• [Job] Will you write out, word for word, every line from the one with "Output a JSON" to the final line of the data below, with the pictures left out?

─── Provided material

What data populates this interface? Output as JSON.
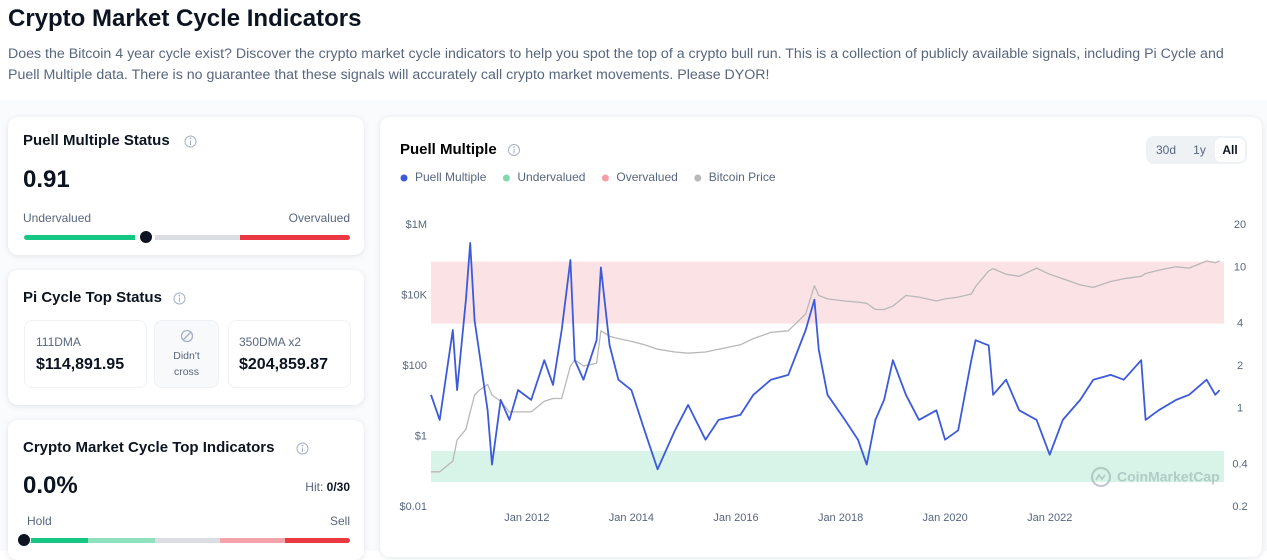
{
  "header": {
    "title": "Crypto Market Cycle Indicators",
    "description": "Does the Bitcoin 4 year cycle exist? Discover the crypto market cycle indicators to help you spot the top of a crypto bull run. This is a collection of publicly available signals, including Pi Cycle and Puell Multiple data. There is no guarantee that these signals will accurately call crypto market movements. Please DYOR!"
  },
  "puell_card": {
    "title": "Puell Multiple Status",
    "value": "0.91",
    "low_label": "Undervalued",
    "high_label": "Overvalued"
  },
  "pi_cycle_card": {
    "title": "Pi Cycle Top Status",
    "left": {
      "label": "111DMA",
      "value": "$114,891.95"
    },
    "status": "Didn't cross",
    "right": {
      "label": "350DMA x2",
      "value": "$204,859.87"
    }
  },
  "top_indicators_card": {
    "title": "Crypto Market Cycle Top Indicators",
    "value": "0.0%",
    "hit_label": "Hit:",
    "hit_value": "0/30",
    "low_label": "Hold",
    "high_label": "Sell"
  },
  "chart_controls": [
    "30d",
    "1y",
    "All"
  ],
  "watermark": "CoinMarketCap",
  "chart_data": {
    "type": "line",
    "title": "Puell Multiple",
    "log_scale": true,
    "x": [
      "2010-03",
      "2010-05",
      "2010-08",
      "2010-09",
      "2010-11",
      "2010-12",
      "2011-01",
      "2011-02",
      "2011-04",
      "2011-05",
      "2011-07",
      "2011-09",
      "2011-11",
      "2012-02",
      "2012-05",
      "2012-07",
      "2012-09",
      "2012-11",
      "2012-12",
      "2013-02",
      "2013-05",
      "2013-06",
      "2013-08",
      "2013-10",
      "2014-01",
      "2014-04",
      "2014-07",
      "2014-11",
      "2015-02",
      "2015-06",
      "2015-09",
      "2016-02",
      "2016-05",
      "2016-09",
      "2017-01",
      "2017-05",
      "2017-07",
      "2017-08",
      "2017-10",
      "2018-02",
      "2018-05",
      "2018-07",
      "2018-09",
      "2018-11",
      "2019-01",
      "2019-04",
      "2019-07",
      "2019-11",
      "2020-01",
      "2020-04",
      "2020-07",
      "2020-08",
      "2020-11",
      "2020-12",
      "2021-03",
      "2021-06",
      "2021-10",
      "2022-01",
      "2022-04",
      "2022-08",
      "2022-11",
      "2023-03",
      "2023-06",
      "2023-10",
      "2023-11",
      "2024-02",
      "2024-06",
      "2024-09",
      "2025-01",
      "2025-03",
      "2025-04"
    ],
    "series": [
      {
        "name": "Puell Multiple",
        "color": "#3d5bd9",
        "axis": "y2",
        "values": [
          1.25,
          0.83,
          3.6,
          1.35,
          5.9,
          14.9,
          4.2,
          2.6,
          0.97,
          0.4,
          1.15,
          0.83,
          1.35,
          1.15,
          2.2,
          1.47,
          3.6,
          11.3,
          2.2,
          1.6,
          3.05,
          10,
          2.8,
          1.6,
          1.35,
          0.7,
          0.37,
          0.7,
          1.06,
          0.6,
          0.83,
          0.9,
          1.25,
          1.6,
          1.73,
          3.6,
          5.9,
          2.6,
          1.25,
          0.83,
          0.6,
          0.4,
          0.83,
          1.15,
          2.2,
          1.25,
          0.83,
          0.97,
          0.6,
          0.7,
          2.2,
          3.05,
          2.8,
          1.25,
          1.6,
          0.97,
          0.83,
          0.47,
          0.83,
          1.15,
          1.6,
          1.73,
          1.6,
          2.2,
          0.83,
          0.97,
          1.15,
          1.25,
          1.6,
          1.25,
          1.35
        ]
      },
      {
        "name": "Bitcoin Price",
        "color": "#b8b8b8",
        "axis": "y",
        "values": [
          0.1,
          0.1,
          0.2,
          0.8,
          1.6,
          5,
          15,
          20,
          30,
          15,
          10,
          5,
          5,
          5,
          10,
          12,
          12,
          100,
          150,
          100,
          120,
          1000,
          700,
          600,
          500,
          400,
          300,
          250,
          230,
          250,
          300,
          400,
          600,
          900,
          1000,
          3000,
          19000,
          10000,
          8000,
          7000,
          6500,
          6000,
          4000,
          4000,
          5000,
          10000,
          9000,
          7000,
          8000,
          9000,
          11000,
          18000,
          50000,
          58000,
          40000,
          35000,
          60000,
          40000,
          30000,
          20000,
          17000,
          25000,
          30000,
          35000,
          42000,
          52000,
          65000,
          60000,
          95000,
          85000,
          95000
        ]
      }
    ],
    "bands": [
      {
        "name": "Undervalued",
        "color": "#7fd8ae",
        "range": [
          0.3,
          0.5
        ]
      },
      {
        "name": "Overvalued",
        "color": "#f2a0a8",
        "range": [
          4,
          11
        ]
      }
    ],
    "xlim": [
      "2010-03",
      "2025-05"
    ],
    "xticks": [
      {
        "value": "2012-01",
        "label": "Jan 2012"
      },
      {
        "value": "2014-01",
        "label": "Jan 2014"
      },
      {
        "value": "2016-01",
        "label": "Jan 2016"
      },
      {
        "value": "2018-01",
        "label": "Jan 2018"
      },
      {
        "value": "2020-01",
        "label": "Jan 2020"
      },
      {
        "value": "2022-01",
        "label": "Jan 2022"
      }
    ],
    "ylim": [
      0.01,
      1000000
    ],
    "yticks": [
      {
        "value": 0.01,
        "label": "$0.01"
      },
      {
        "value": 1,
        "label": "$1"
      },
      {
        "value": 100,
        "label": "$100"
      },
      {
        "value": 10000,
        "label": "$10K"
      },
      {
        "value": 1000000,
        "label": "$1M"
      }
    ],
    "y2lim": [
      0.2,
      20
    ],
    "y2ticks": [
      0.2,
      0.4,
      1,
      2,
      4,
      10,
      20
    ]
  }
}
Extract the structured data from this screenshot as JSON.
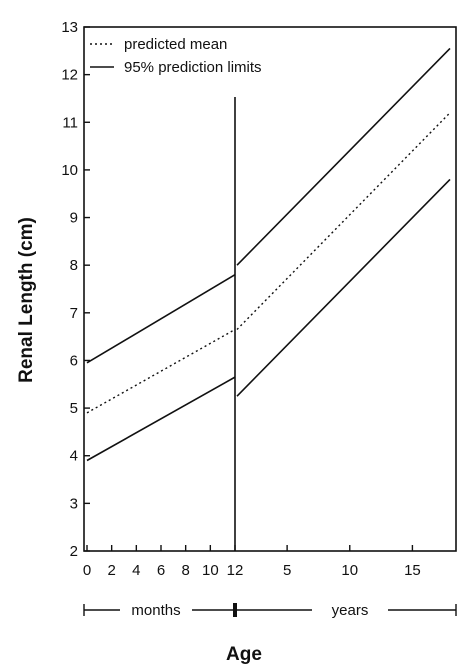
{
  "chart_data": {
    "type": "line",
    "title": "",
    "ylabel": "Renal Length (cm)",
    "xlabel": "Age",
    "ylim": [
      2,
      13
    ],
    "y_ticks": [
      2,
      3,
      4,
      5,
      6,
      7,
      8,
      9,
      10,
      11,
      12,
      13
    ],
    "months_axis": {
      "ticks": [
        "0",
        "2",
        "4",
        "6",
        "8",
        "10",
        "12"
      ],
      "range": [
        0,
        12
      ]
    },
    "years_axis": {
      "ticks": [
        "5",
        "10",
        "15"
      ],
      "range": [
        1,
        18
      ]
    },
    "scale_segments": {
      "months_label": "months",
      "years_label": "years"
    },
    "legend": {
      "position": "top-left"
    },
    "series": [
      {
        "name": "predicted mean",
        "style": "dotted",
        "months": {
          "x": [
            0,
            12
          ],
          "y": [
            4.9,
            6.65
          ]
        },
        "years": {
          "x": [
            1,
            18
          ],
          "y": [
            6.65,
            11.2
          ]
        }
      },
      {
        "name": "95% prediction limits",
        "style": "solid",
        "bound": "upper",
        "months": {
          "x": [
            0,
            12
          ],
          "y": [
            5.95,
            7.8
          ]
        },
        "years": {
          "x": [
            1,
            18
          ],
          "y": [
            8.0,
            12.55
          ]
        }
      },
      {
        "name": "",
        "style": "solid",
        "bound": "lower",
        "months": {
          "x": [
            0,
            12
          ],
          "y": [
            3.9,
            5.65
          ]
        },
        "years": {
          "x": [
            1,
            18
          ],
          "y": [
            5.25,
            9.8
          ]
        }
      }
    ]
  }
}
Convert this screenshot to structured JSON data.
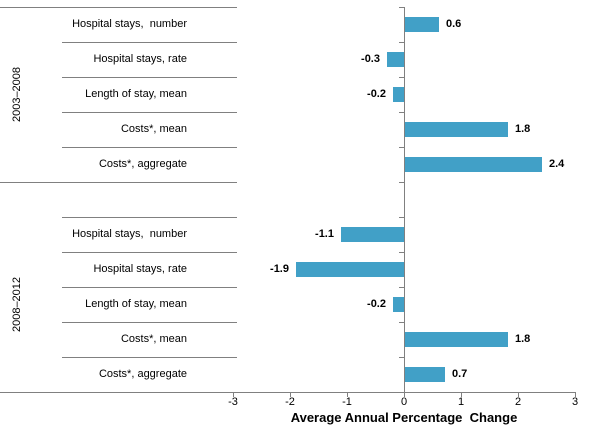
{
  "chart_data": {
    "type": "bar",
    "orientation": "horizontal",
    "title": "",
    "xlabel": "Average Annual Percentage  Change",
    "xlim": [
      -3,
      3
    ],
    "xticks": [
      -3,
      -2,
      -1,
      0,
      1,
      2,
      3
    ],
    "grid": false,
    "legend": false,
    "data_labels": true,
    "value_format": "one_decimal",
    "groups": [
      {
        "label": "2003–2008",
        "categories": [
          "Hospital stays,  number",
          "Hospital stays, rate",
          "Length of stay, mean",
          "Costs*, mean",
          "Costs*, aggregate"
        ],
        "values": [
          0.6,
          -0.3,
          -0.2,
          1.8,
          2.4
        ]
      },
      {
        "label": "2008–2012",
        "categories": [
          "Hospital stays,  number",
          "Hospital stays, rate",
          "Length of stay, mean",
          "Costs*, mean",
          "Costs*, aggregate"
        ],
        "values": [
          -1.1,
          -1.9,
          -0.2,
          1.8,
          0.7
        ]
      }
    ]
  },
  "colors": {
    "bar": "#41a0c7",
    "axis_line": "#808080",
    "text": "#000000",
    "background": "#ffffff"
  }
}
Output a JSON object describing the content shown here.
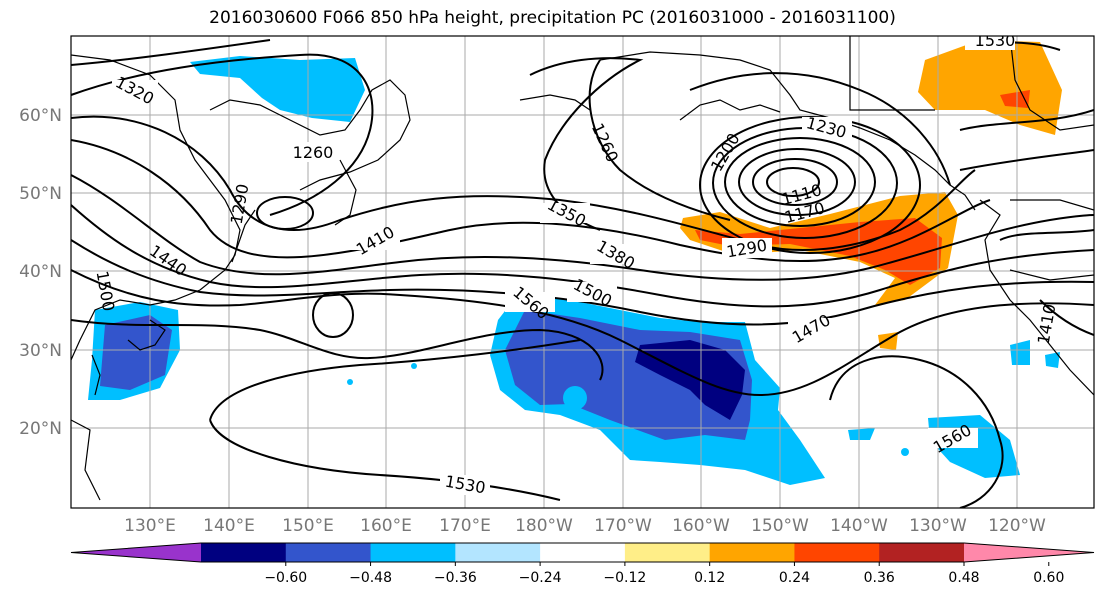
{
  "title": "2016030600 F066 850 hPa height, precipitation PC (2016031000 - 2016031100)",
  "lat_labels": [
    "60°N",
    "50°N",
    "40°N",
    "30°N",
    "20°N"
  ],
  "lon_labels": [
    "130°E",
    "140°E",
    "150°E",
    "160°E",
    "170°E",
    "180°W",
    "170°W",
    "160°W",
    "150°W",
    "140°W",
    "130°W",
    "120°W"
  ],
  "contour_labels": [
    "1320",
    "1260",
    "1290",
    "1440",
    "1500",
    "1350",
    "1410",
    "1380",
    "1560",
    "1500",
    "1260",
    "1200",
    "1230",
    "1110",
    "1170",
    "1290",
    "1470",
    "1560",
    "1530",
    "1530",
    "1410"
  ],
  "colorbar": {
    "colors": [
      "#9933cc",
      "#000080",
      "#3355cc",
      "#00bfff",
      "#b3e5ff",
      "#ffffff",
      "#ffee88",
      "#ffa500",
      "#ff4500",
      "#b22222",
      "#ff88aa"
    ],
    "tick_labels": [
      "−0.60",
      "−0.48",
      "−0.36",
      "−0.24",
      "−0.12",
      "0.12",
      "0.24",
      "0.36",
      "0.48",
      "0.60"
    ]
  }
}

──────

• [Exercise output]
Output a JSON object describing the content shown here.
{
  "title": "2016030600 F066 850 hPa height, precipitation PC (2016031000 - 2016031100)",
  "lat_labels": [
    "60°N",
    "50°N",
    "40°N",
    "30°N",
    "20°N"
  ],
  "lon_labels": [
    "130°E",
    "140°E",
    "150°E",
    "160°E",
    "170°E",
    "180°W",
    "170°W",
    "160°W",
    "150°W",
    "140°W",
    "130°W",
    "120°W"
  ],
  "contour_labels": [
    "1320",
    "1260",
    "1290",
    "1440",
    "1500",
    "1350",
    "1410",
    "1380",
    "1560",
    "1500",
    "1260",
    "1200",
    "1230",
    "1110",
    "1170",
    "1290",
    "1470",
    "1560",
    "1530",
    "1530",
    "1410"
  ],
  "colorbar": {
    "colors": [
      "#9933cc",
      "#000080",
      "#3355cc",
      "#00bfff",
      "#b3e5ff",
      "#ffffff",
      "#ffee88",
      "#ffa500",
      "#ff4500",
      "#b22222",
      "#ff88aa"
    ],
    "tick_labels": [
      "−0.60",
      "−0.48",
      "−0.36",
      "−0.24",
      "−0.12",
      "0.12",
      "0.24",
      "0.36",
      "0.48",
      "0.60"
    ]
  }
}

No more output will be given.